### WORK REQUIRED
Write the entries out again exactly as they stand, but without the pictures.

### RECORDS SHOWN

======

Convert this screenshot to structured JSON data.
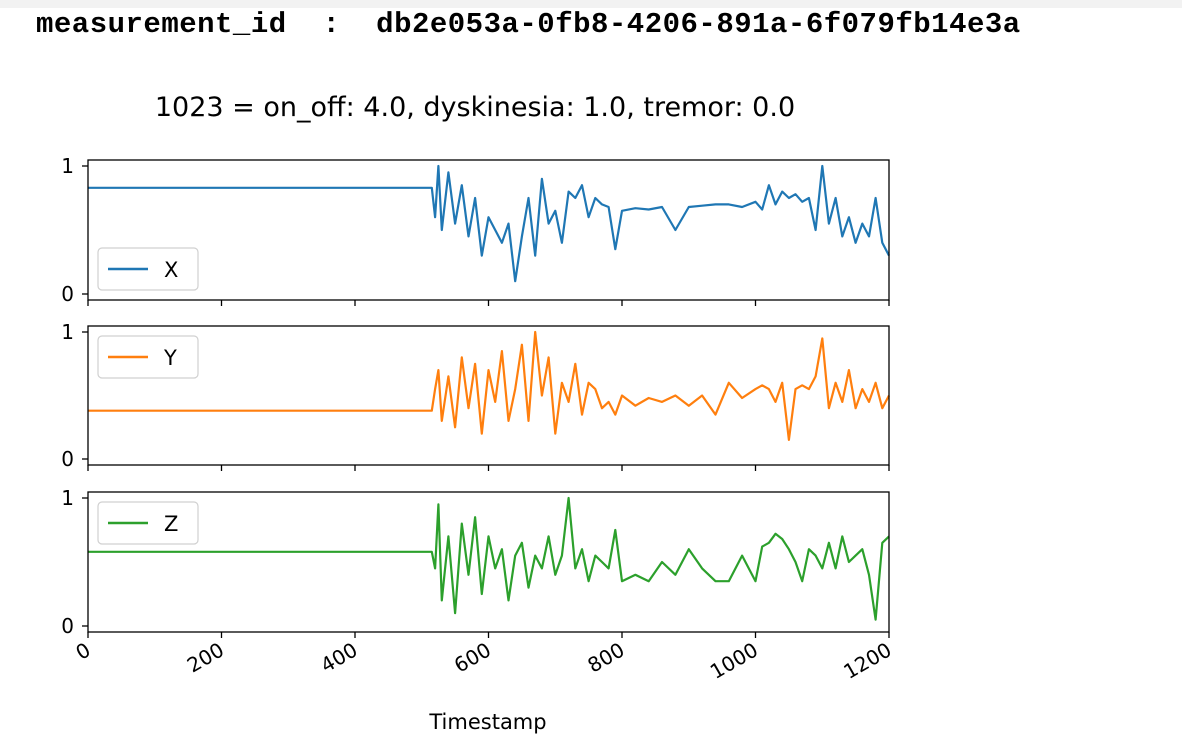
{
  "header": {
    "key": "measurement_id",
    "separator": ":",
    "value": "db2e053a-0fb8-4206-891a-6f079fb14e3a"
  },
  "colors": {
    "X": "#1f77b4",
    "Y": "#ff7f0e",
    "Z": "#2ca02c"
  },
  "chart_data": {
    "type": "line",
    "title": "1023 = on_off: 4.0, dyskinesia: 1.0, tremor: 0.0",
    "xlabel": "Timestamp",
    "xlim": [
      0,
      1200
    ],
    "xticks": [
      "0",
      "200",
      "400",
      "600",
      "800",
      "1000",
      "1200"
    ],
    "subplots": [
      {
        "name": "X",
        "legend_position": "lower-left",
        "ylim": [
          0,
          1
        ],
        "yticks": [
          "0",
          "1"
        ],
        "x": [
          0,
          100,
          200,
          300,
          400,
          450,
          500,
          515,
          520,
          525,
          530,
          540,
          550,
          560,
          570,
          580,
          590,
          600,
          610,
          620,
          630,
          640,
          650,
          660,
          670,
          680,
          690,
          700,
          710,
          720,
          730,
          740,
          750,
          760,
          770,
          780,
          790,
          800,
          820,
          840,
          860,
          880,
          900,
          920,
          940,
          960,
          980,
          1000,
          1010,
          1020,
          1030,
          1040,
          1050,
          1060,
          1070,
          1080,
          1090,
          1100,
          1110,
          1120,
          1130,
          1140,
          1150,
          1160,
          1170,
          1180,
          1190,
          1200
        ],
        "values": [
          0.83,
          0.83,
          0.83,
          0.83,
          0.83,
          0.83,
          0.83,
          0.83,
          0.6,
          1.0,
          0.5,
          0.95,
          0.55,
          0.85,
          0.45,
          0.75,
          0.3,
          0.6,
          0.5,
          0.4,
          0.55,
          0.1,
          0.45,
          0.75,
          0.3,
          0.9,
          0.55,
          0.65,
          0.4,
          0.8,
          0.75,
          0.85,
          0.6,
          0.75,
          0.7,
          0.68,
          0.35,
          0.65,
          0.67,
          0.66,
          0.68,
          0.5,
          0.68,
          0.69,
          0.7,
          0.7,
          0.68,
          0.72,
          0.66,
          0.85,
          0.7,
          0.8,
          0.75,
          0.78,
          0.72,
          0.75,
          0.5,
          1.0,
          0.55,
          0.75,
          0.45,
          0.6,
          0.4,
          0.55,
          0.45,
          0.75,
          0.4,
          0.3
        ]
      },
      {
        "name": "Y",
        "legend_position": "upper-left",
        "ylim": [
          0,
          1
        ],
        "yticks": [
          "0",
          "1"
        ],
        "x": [
          0,
          100,
          200,
          300,
          400,
          450,
          500,
          515,
          520,
          525,
          530,
          540,
          550,
          560,
          570,
          580,
          590,
          600,
          610,
          620,
          630,
          640,
          650,
          660,
          670,
          680,
          690,
          700,
          710,
          720,
          730,
          740,
          750,
          760,
          770,
          780,
          790,
          800,
          820,
          840,
          860,
          880,
          900,
          920,
          940,
          960,
          980,
          1000,
          1010,
          1020,
          1030,
          1040,
          1050,
          1060,
          1070,
          1080,
          1090,
          1100,
          1110,
          1120,
          1130,
          1140,
          1150,
          1160,
          1170,
          1180,
          1190,
          1200
        ],
        "values": [
          0.38,
          0.38,
          0.38,
          0.38,
          0.38,
          0.38,
          0.38,
          0.38,
          0.55,
          0.7,
          0.3,
          0.65,
          0.25,
          0.8,
          0.4,
          0.75,
          0.2,
          0.7,
          0.45,
          0.85,
          0.3,
          0.55,
          0.9,
          0.3,
          1.0,
          0.5,
          0.8,
          0.2,
          0.6,
          0.45,
          0.75,
          0.35,
          0.6,
          0.55,
          0.4,
          0.45,
          0.35,
          0.5,
          0.42,
          0.48,
          0.45,
          0.5,
          0.42,
          0.5,
          0.35,
          0.6,
          0.48,
          0.55,
          0.58,
          0.55,
          0.45,
          0.6,
          0.15,
          0.55,
          0.58,
          0.55,
          0.65,
          0.95,
          0.4,
          0.6,
          0.45,
          0.7,
          0.4,
          0.55,
          0.45,
          0.6,
          0.4,
          0.5
        ]
      },
      {
        "name": "Z",
        "legend_position": "upper-left",
        "ylim": [
          0,
          1
        ],
        "yticks": [
          "0",
          "1"
        ],
        "x": [
          0,
          100,
          200,
          300,
          400,
          450,
          500,
          515,
          520,
          525,
          530,
          540,
          550,
          560,
          570,
          580,
          590,
          600,
          610,
          620,
          630,
          640,
          650,
          660,
          670,
          680,
          690,
          700,
          710,
          720,
          730,
          740,
          750,
          760,
          770,
          780,
          790,
          800,
          820,
          840,
          860,
          880,
          900,
          920,
          940,
          960,
          980,
          1000,
          1010,
          1020,
          1030,
          1040,
          1050,
          1060,
          1070,
          1080,
          1090,
          1100,
          1110,
          1120,
          1130,
          1140,
          1150,
          1160,
          1170,
          1180,
          1190,
          1200
        ],
        "values": [
          0.58,
          0.58,
          0.58,
          0.58,
          0.58,
          0.58,
          0.58,
          0.58,
          0.45,
          0.95,
          0.2,
          0.7,
          0.1,
          0.8,
          0.4,
          0.85,
          0.25,
          0.7,
          0.45,
          0.6,
          0.2,
          0.55,
          0.65,
          0.3,
          0.55,
          0.45,
          0.7,
          0.4,
          0.55,
          1.0,
          0.45,
          0.6,
          0.35,
          0.55,
          0.5,
          0.45,
          0.75,
          0.35,
          0.4,
          0.35,
          0.5,
          0.4,
          0.6,
          0.45,
          0.35,
          0.35,
          0.55,
          0.35,
          0.62,
          0.65,
          0.72,
          0.68,
          0.6,
          0.5,
          0.35,
          0.6,
          0.55,
          0.45,
          0.65,
          0.45,
          0.7,
          0.5,
          0.55,
          0.6,
          0.4,
          0.05,
          0.65,
          0.7
        ]
      }
    ]
  }
}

======

### EXERCISE ANSWER
Convert this screenshot to structured JSON data.
{
  "header": {
    "key": "measurement_id",
    "separator": ":",
    "value": "db2e053a-0fb8-4206-891a-6f079fb14e3a"
  },
  "colors": {
    "X": "#1f77b4",
    "Y": "#ff7f0e",
    "Z": "#2ca02c"
  },
  "chart_data": {
    "type": "line",
    "title": "1023 = on_off: 4.0, dyskinesia: 1.0, tremor: 0.0",
    "xlabel": "Timestamp",
    "xlim": [
      0,
      1200
    ],
    "xticks": [
      "0",
      "200",
      "400",
      "600",
      "800",
      "1000",
      "1200"
    ],
    "subplots": [
      {
        "name": "X",
        "legend_position": "lower-left",
        "ylim": [
          0,
          1
        ],
        "yticks": [
          "0",
          "1"
        ],
        "x": [
          0,
          100,
          200,
          300,
          400,
          450,
          500,
          515,
          520,
          525,
          530,
          540,
          550,
          560,
          570,
          580,
          590,
          600,
          610,
          620,
          630,
          640,
          650,
          660,
          670,
          680,
          690,
          700,
          710,
          720,
          730,
          740,
          750,
          760,
          770,
          780,
          790,
          800,
          820,
          840,
          860,
          880,
          900,
          920,
          940,
          960,
          980,
          1000,
          1010,
          1020,
          1030,
          1040,
          1050,
          1060,
          1070,
          1080,
          1090,
          1100,
          1110,
          1120,
          1130,
          1140,
          1150,
          1160,
          1170,
          1180,
          1190,
          1200
        ],
        "values": [
          0.83,
          0.83,
          0.83,
          0.83,
          0.83,
          0.83,
          0.83,
          0.83,
          0.6,
          1.0,
          0.5,
          0.95,
          0.55,
          0.85,
          0.45,
          0.75,
          0.3,
          0.6,
          0.5,
          0.4,
          0.55,
          0.1,
          0.45,
          0.75,
          0.3,
          0.9,
          0.55,
          0.65,
          0.4,
          0.8,
          0.75,
          0.85,
          0.6,
          0.75,
          0.7,
          0.68,
          0.35,
          0.65,
          0.67,
          0.66,
          0.68,
          0.5,
          0.68,
          0.69,
          0.7,
          0.7,
          0.68,
          0.72,
          0.66,
          0.85,
          0.7,
          0.8,
          0.75,
          0.78,
          0.72,
          0.75,
          0.5,
          1.0,
          0.55,
          0.75,
          0.45,
          0.6,
          0.4,
          0.55,
          0.45,
          0.75,
          0.4,
          0.3
        ]
      },
      {
        "name": "Y",
        "legend_position": "upper-left",
        "ylim": [
          0,
          1
        ],
        "yticks": [
          "0",
          "1"
        ],
        "x": [
          0,
          100,
          200,
          300,
          400,
          450,
          500,
          515,
          520,
          525,
          530,
          540,
          550,
          560,
          570,
          580,
          590,
          600,
          610,
          620,
          630,
          640,
          650,
          660,
          670,
          680,
          690,
          700,
          710,
          720,
          730,
          740,
          750,
          760,
          770,
          780,
          790,
          800,
          820,
          840,
          860,
          880,
          900,
          920,
          940,
          960,
          980,
          1000,
          1010,
          1020,
          1030,
          1040,
          1050,
          1060,
          1070,
          1080,
          1090,
          1100,
          1110,
          1120,
          1130,
          1140,
          1150,
          1160,
          1170,
          1180,
          1190,
          1200
        ],
        "values": [
          0.38,
          0.38,
          0.38,
          0.38,
          0.38,
          0.38,
          0.38,
          0.38,
          0.55,
          0.7,
          0.3,
          0.65,
          0.25,
          0.8,
          0.4,
          0.75,
          0.2,
          0.7,
          0.45,
          0.85,
          0.3,
          0.55,
          0.9,
          0.3,
          1.0,
          0.5,
          0.8,
          0.2,
          0.6,
          0.45,
          0.75,
          0.35,
          0.6,
          0.55,
          0.4,
          0.45,
          0.35,
          0.5,
          0.42,
          0.48,
          0.45,
          0.5,
          0.42,
          0.5,
          0.35,
          0.6,
          0.48,
          0.55,
          0.58,
          0.55,
          0.45,
          0.6,
          0.15,
          0.55,
          0.58,
          0.55,
          0.65,
          0.95,
          0.4,
          0.6,
          0.45,
          0.7,
          0.4,
          0.55,
          0.45,
          0.6,
          0.4,
          0.5
        ]
      },
      {
        "name": "Z",
        "legend_position": "upper-left",
        "ylim": [
          0,
          1
        ],
        "yticks": [
          "0",
          "1"
        ],
        "x": [
          0,
          100,
          200,
          300,
          400,
          450,
          500,
          515,
          520,
          525,
          530,
          540,
          550,
          560,
          570,
          580,
          590,
          600,
          610,
          620,
          630,
          640,
          650,
          660,
          670,
          680,
          690,
          700,
          710,
          720,
          730,
          740,
          750,
          760,
          770,
          780,
          790,
          800,
          820,
          840,
          860,
          880,
          900,
          920,
          940,
          960,
          980,
          1000,
          1010,
          1020,
          1030,
          1040,
          1050,
          1060,
          1070,
          1080,
          1090,
          1100,
          1110,
          1120,
          1130,
          1140,
          1150,
          1160,
          1170,
          1180,
          1190,
          1200
        ],
        "values": [
          0.58,
          0.58,
          0.58,
          0.58,
          0.58,
          0.58,
          0.58,
          0.58,
          0.45,
          0.95,
          0.2,
          0.7,
          0.1,
          0.8,
          0.4,
          0.85,
          0.25,
          0.7,
          0.45,
          0.6,
          0.2,
          0.55,
          0.65,
          0.3,
          0.55,
          0.45,
          0.7,
          0.4,
          0.55,
          1.0,
          0.45,
          0.6,
          0.35,
          0.55,
          0.5,
          0.45,
          0.75,
          0.35,
          0.4,
          0.35,
          0.5,
          0.4,
          0.6,
          0.45,
          0.35,
          0.35,
          0.55,
          0.35,
          0.62,
          0.65,
          0.72,
          0.68,
          0.6,
          0.5,
          0.35,
          0.6,
          0.55,
          0.45,
          0.65,
          0.45,
          0.7,
          0.5,
          0.55,
          0.6,
          0.4,
          0.05,
          0.65,
          0.7
        ]
      }
    ]
  }
}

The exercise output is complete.